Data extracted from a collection
◇ ◇ ◇ ◇ ◇ ◇ ◇
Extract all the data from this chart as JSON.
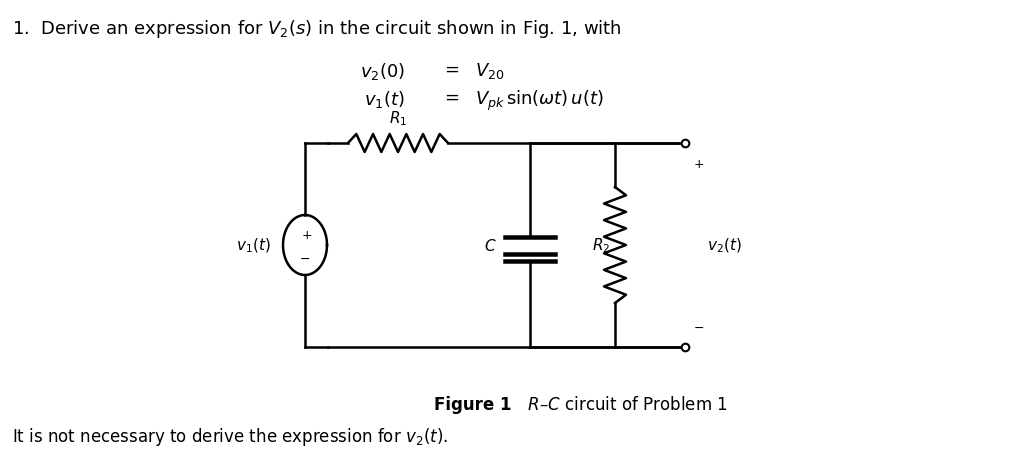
{
  "background_color": "#ffffff",
  "title_text": "1.  Derive an expression for $V_2(s)$ in the circuit shown in Fig. 1, with",
  "eq1_label": "$v_2(0)$",
  "eq1_equals": "=",
  "eq1_value": "$V_{20}$",
  "eq2_label": "$v_1(t)$",
  "eq2_equals": "=",
  "eq2_value": "$V_{pk}\\,\\mathrm{sin}(\\omega t)\\,u(t)$",
  "figure_caption_bold": "Figure 1",
  "figure_caption_rest": "   $R$–$C$ circuit of Problem 1",
  "footer_text": "It is not necessary to derive the expression for $v_2(t)$.",
  "fig_width": 10.24,
  "fig_height": 4.56,
  "dpi": 100,
  "title_fs": 13,
  "eq_fs": 13,
  "caption_fs": 12,
  "footer_fs": 12,
  "circuit_fs": 11
}
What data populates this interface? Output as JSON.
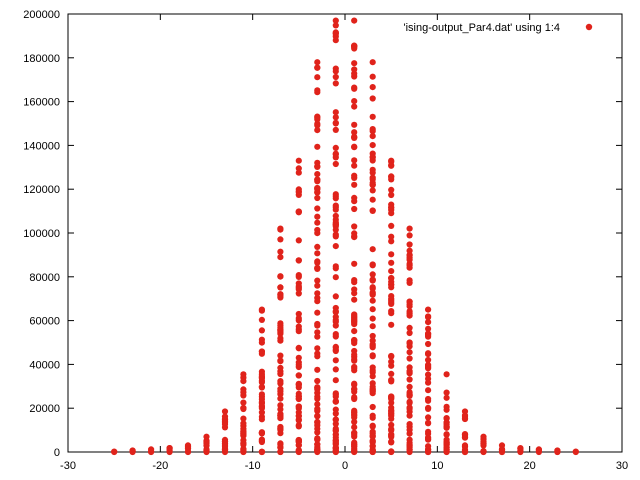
{
  "chart_data": {
    "type": "scatter",
    "title": "",
    "xlabel": "",
    "ylabel": "",
    "xlim": [
      -30,
      30
    ],
    "ylim": [
      0,
      200000
    ],
    "x_ticks": [
      -30,
      -20,
      -10,
      0,
      10,
      20,
      30
    ],
    "y_ticks": [
      0,
      20000,
      40000,
      60000,
      80000,
      100000,
      120000,
      140000,
      160000,
      180000,
      200000
    ],
    "grid": false,
    "legend_position": "top-right",
    "series": [
      {
        "name": "'ising-output_Par4.dat' using 1:4",
        "color": "#e0231b",
        "columns": [
          {
            "x": -25,
            "ymax": 200,
            "n": 2
          },
          {
            "x": -23,
            "ymax": 700,
            "n": 3
          },
          {
            "x": -21,
            "ymax": 1200,
            "n": 3
          },
          {
            "x": -19,
            "ymax": 1800,
            "n": 4
          },
          {
            "x": -17,
            "ymax": 3000,
            "n": 6
          },
          {
            "x": -15,
            "ymax": 7000,
            "n": 10
          },
          {
            "x": -13,
            "ymax": 18500,
            "n": 20
          },
          {
            "x": -11,
            "ymax": 35500,
            "n": 30
          },
          {
            "x": -9,
            "ymax": 65000,
            "n": 40
          },
          {
            "x": -7,
            "ymax": 102000,
            "n": 55
          },
          {
            "x": -5,
            "ymax": 133000,
            "n": 65
          },
          {
            "x": -3,
            "ymax": 178000,
            "n": 80
          },
          {
            "x": -1,
            "ymax": 197000,
            "n": 90
          },
          {
            "x": 1,
            "ymax": 197000,
            "n": 90
          },
          {
            "x": 3,
            "ymax": 178000,
            "n": 80
          },
          {
            "x": 5,
            "ymax": 133000,
            "n": 65
          },
          {
            "x": 7,
            "ymax": 102000,
            "n": 55
          },
          {
            "x": 9,
            "ymax": 65000,
            "n": 40
          },
          {
            "x": 11,
            "ymax": 35500,
            "n": 30
          },
          {
            "x": 13,
            "ymax": 18500,
            "n": 20
          },
          {
            "x": 15,
            "ymax": 7000,
            "n": 10
          },
          {
            "x": 17,
            "ymax": 3000,
            "n": 6
          },
          {
            "x": 19,
            "ymax": 1800,
            "n": 4
          },
          {
            "x": 21,
            "ymax": 1200,
            "n": 3
          },
          {
            "x": 23,
            "ymax": 700,
            "n": 3
          },
          {
            "x": 25,
            "ymax": 200,
            "n": 2
          }
        ]
      }
    ]
  }
}
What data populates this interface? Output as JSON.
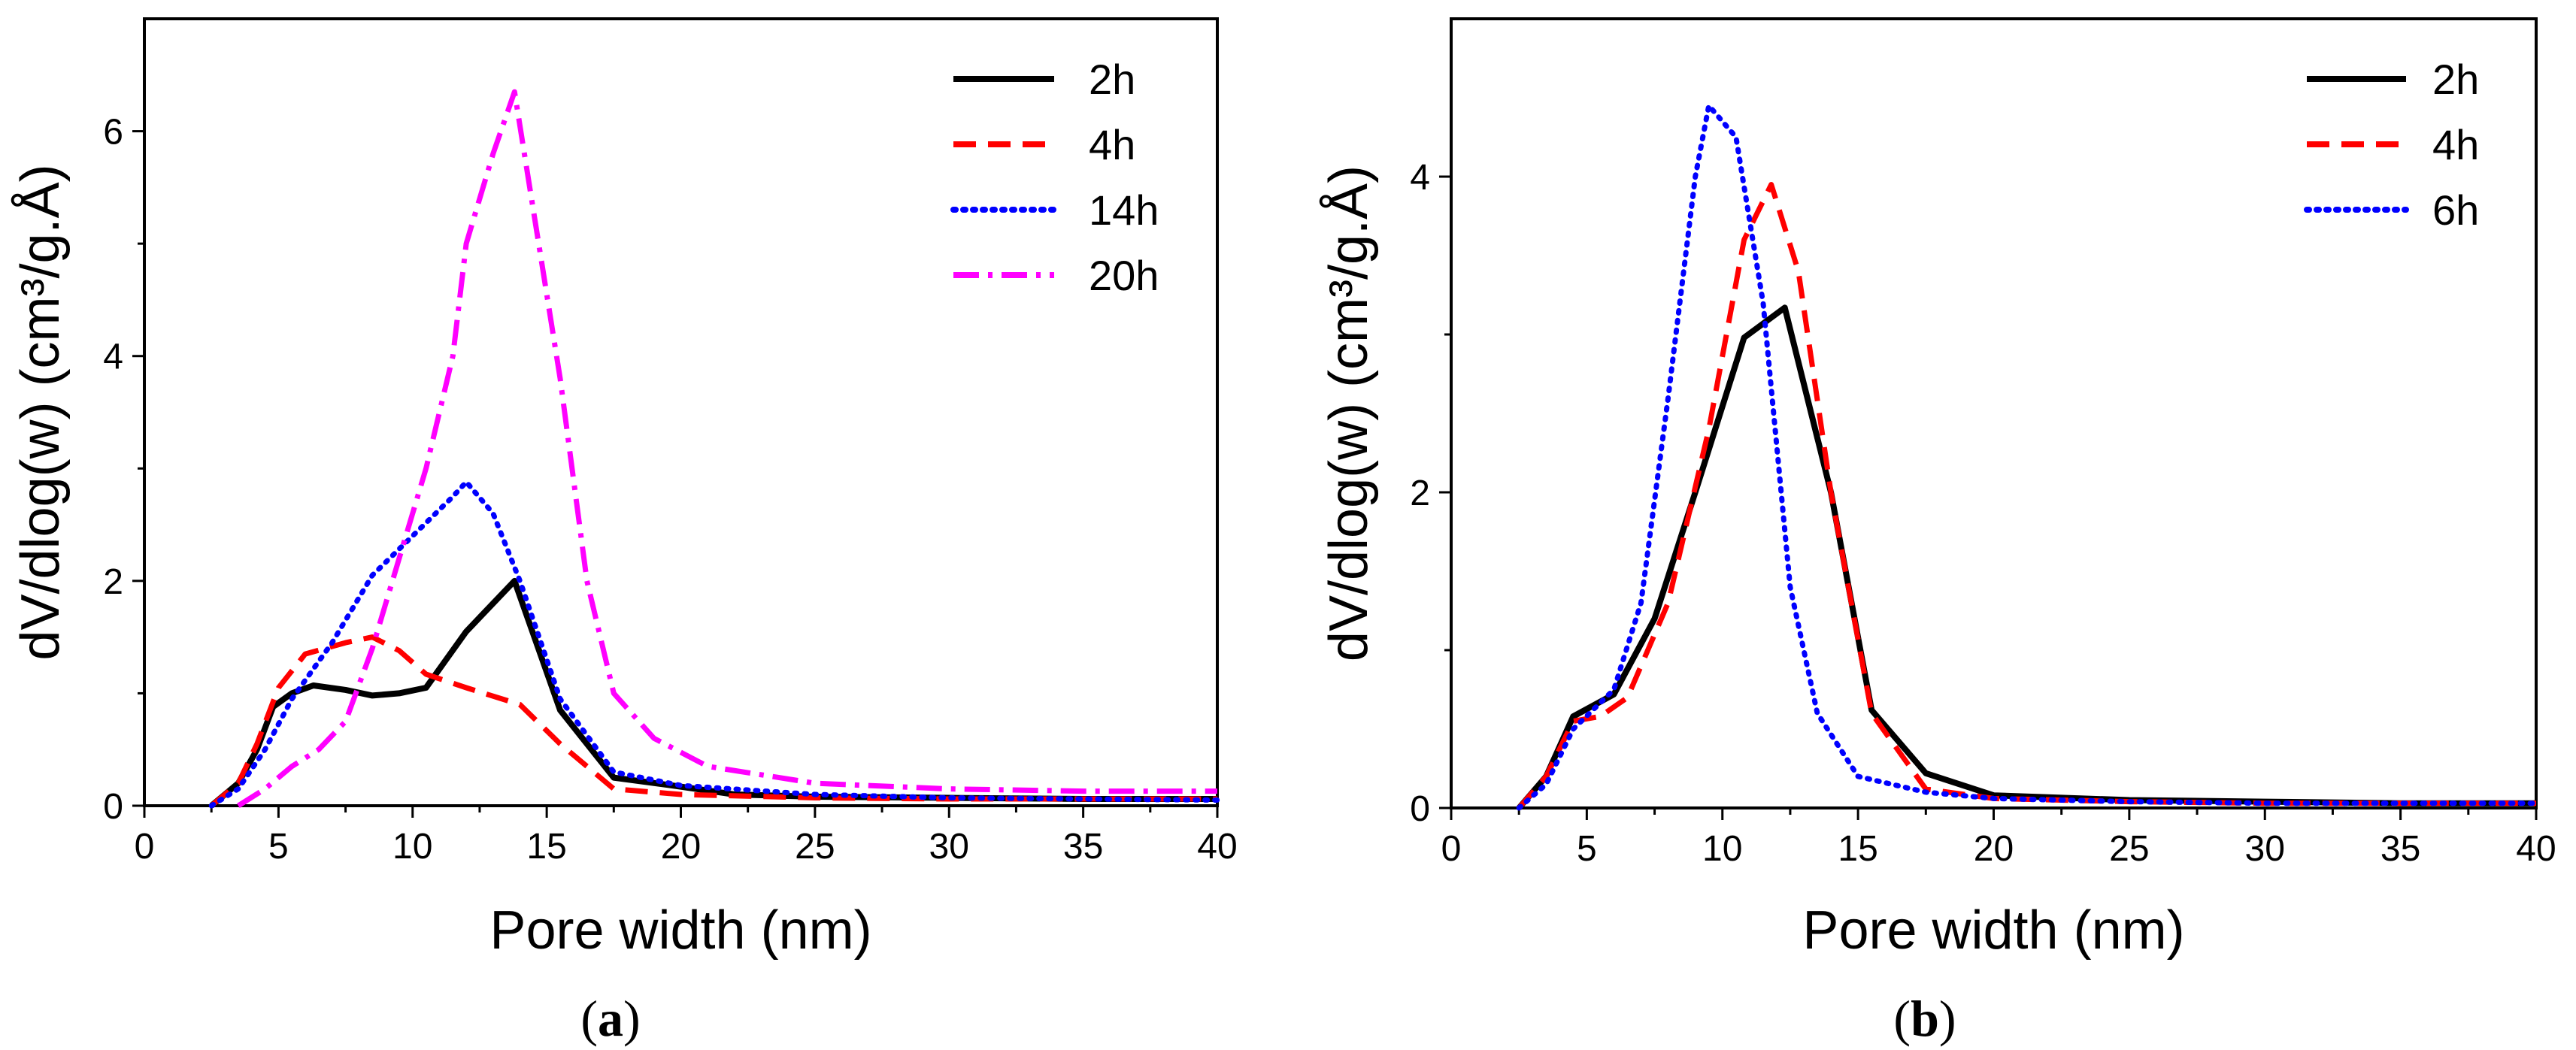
{
  "chart_data": [
    {
      "type": "line",
      "panel": "a",
      "panel_label": "a",
      "xlabel": "Pore width (nm)",
      "ylabel": "dV/dlog(w) (cm³/g.Å)",
      "xlim": [
        0,
        40
      ],
      "ylim": [
        0,
        7
      ],
      "xticks": [
        0,
        5,
        10,
        15,
        20,
        25,
        30,
        35,
        40
      ],
      "yticks": [
        0,
        2,
        4,
        6
      ],
      "grid": false,
      "legend_position": "top-right",
      "series": [
        {
          "name": "2h",
          "color": "#000000",
          "style": "solid",
          "x": [
            2.5,
            3.5,
            4.2,
            4.8,
            5.5,
            6.3,
            7.5,
            8.5,
            9.5,
            10.5,
            12.0,
            13.8,
            15.5,
            17.5,
            20,
            22,
            25,
            30,
            35,
            40
          ],
          "y": [
            0,
            0.2,
            0.5,
            0.88,
            1.0,
            1.07,
            1.03,
            0.98,
            1.0,
            1.05,
            1.55,
            2.0,
            0.85,
            0.25,
            0.17,
            0.1,
            0.08,
            0.07,
            0.06,
            0.06
          ]
        },
        {
          "name": "4h",
          "color": "#ff0000",
          "style": "dashed",
          "x": [
            2.5,
            3.5,
            4.2,
            5.0,
            6.0,
            7.5,
            8.5,
            9.5,
            10.5,
            12.0,
            14.0,
            15.5,
            17.5,
            20,
            25,
            30,
            35,
            40
          ],
          "y": [
            0,
            0.2,
            0.55,
            1.05,
            1.35,
            1.45,
            1.5,
            1.38,
            1.17,
            1.05,
            0.9,
            0.55,
            0.15,
            0.1,
            0.07,
            0.06,
            0.06,
            0.06
          ]
        },
        {
          "name": "14h",
          "color": "#0000ff",
          "style": "dotted",
          "x": [
            2.5,
            3.5,
            4.5,
            5.5,
            7.0,
            8.5,
            10.0,
            11.5,
            12.0,
            13.0,
            14.0,
            15.5,
            17.5,
            20,
            25,
            30,
            35,
            40
          ],
          "y": [
            0,
            0.15,
            0.5,
            0.95,
            1.45,
            2.05,
            2.4,
            2.75,
            2.88,
            2.6,
            2.0,
            0.95,
            0.3,
            0.18,
            0.1,
            0.07,
            0.06,
            0.05
          ]
        },
        {
          "name": "20h",
          "color": "#ff00ff",
          "style": "dashdot",
          "x": [
            3.5,
            4.5,
            5.5,
            6.5,
            7.5,
            8.5,
            9.5,
            10.5,
            11.5,
            12.0,
            13.0,
            13.8,
            14.5,
            15.5,
            16.5,
            17.5,
            19.0,
            21.0,
            25,
            30,
            35,
            40
          ],
          "y": [
            0,
            0.15,
            0.35,
            0.5,
            0.75,
            1.4,
            2.2,
            3.0,
            4.0,
            5.0,
            5.8,
            6.35,
            5.3,
            3.8,
            2.0,
            1.0,
            0.6,
            0.35,
            0.2,
            0.15,
            0.13,
            0.13
          ]
        }
      ]
    },
    {
      "type": "line",
      "panel": "b",
      "panel_label": "b",
      "xlabel": "Pore width (nm)",
      "ylabel": "dV/dlog(w) (cm³/g.Å)",
      "xlim": [
        0,
        40
      ],
      "ylim": [
        0,
        5
      ],
      "xticks": [
        0,
        5,
        10,
        15,
        20,
        25,
        30,
        35,
        40
      ],
      "yticks": [
        0,
        2,
        4
      ],
      "grid": false,
      "legend_position": "top-right",
      "series": [
        {
          "name": "2h",
          "color": "#000000",
          "style": "solid",
          "x": [
            2.5,
            3.5,
            4.5,
            6.0,
            7.5,
            9.0,
            10.8,
            12.3,
            14.0,
            15.5,
            17.5,
            20,
            25,
            30,
            35,
            40
          ],
          "y": [
            0,
            0.2,
            0.58,
            0.72,
            1.2,
            2.0,
            2.98,
            3.17,
            2.0,
            0.62,
            0.22,
            0.08,
            0.05,
            0.04,
            0.03,
            0.03
          ]
        },
        {
          "name": "4h",
          "color": "#ff0000",
          "style": "dashed",
          "x": [
            2.5,
            3.5,
            4.5,
            5.5,
            6.5,
            8.0,
            9.5,
            10.8,
            11.8,
            12.8,
            14.0,
            15.5,
            17.5,
            20,
            25,
            30,
            35,
            40
          ],
          "y": [
            0,
            0.2,
            0.55,
            0.58,
            0.7,
            1.3,
            2.4,
            3.6,
            3.95,
            3.4,
            2.0,
            0.6,
            0.12,
            0.06,
            0.04,
            0.03,
            0.03,
            0.03
          ]
        },
        {
          "name": "6h",
          "color": "#0000ff",
          "style": "dotted",
          "x": [
            2.5,
            3.5,
            4.5,
            6.0,
            7.0,
            8.0,
            9.0,
            9.5,
            10.5,
            11.5,
            12.5,
            13.5,
            15.0,
            17.5,
            20,
            25,
            30,
            35,
            40
          ],
          "y": [
            0,
            0.15,
            0.5,
            0.75,
            1.3,
            2.6,
            4.0,
            4.45,
            4.25,
            3.2,
            1.4,
            0.6,
            0.2,
            0.1,
            0.06,
            0.04,
            0.03,
            0.03,
            0.03
          ]
        }
      ]
    }
  ]
}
◇ ◇ ◇ ◇ ◇ ◇ ◇
- _What you should do_:
Each line holding "name" must be found and copied.

- _Answer to the problem_:
        "name": "'ising-output_Par4.dat' using 1:4",
          "name": "2h",
          "name": "4h",
          "name": "14h",
          "name": "20h",
          "name": "2h",
          "name": "4h",
          "name": "6h",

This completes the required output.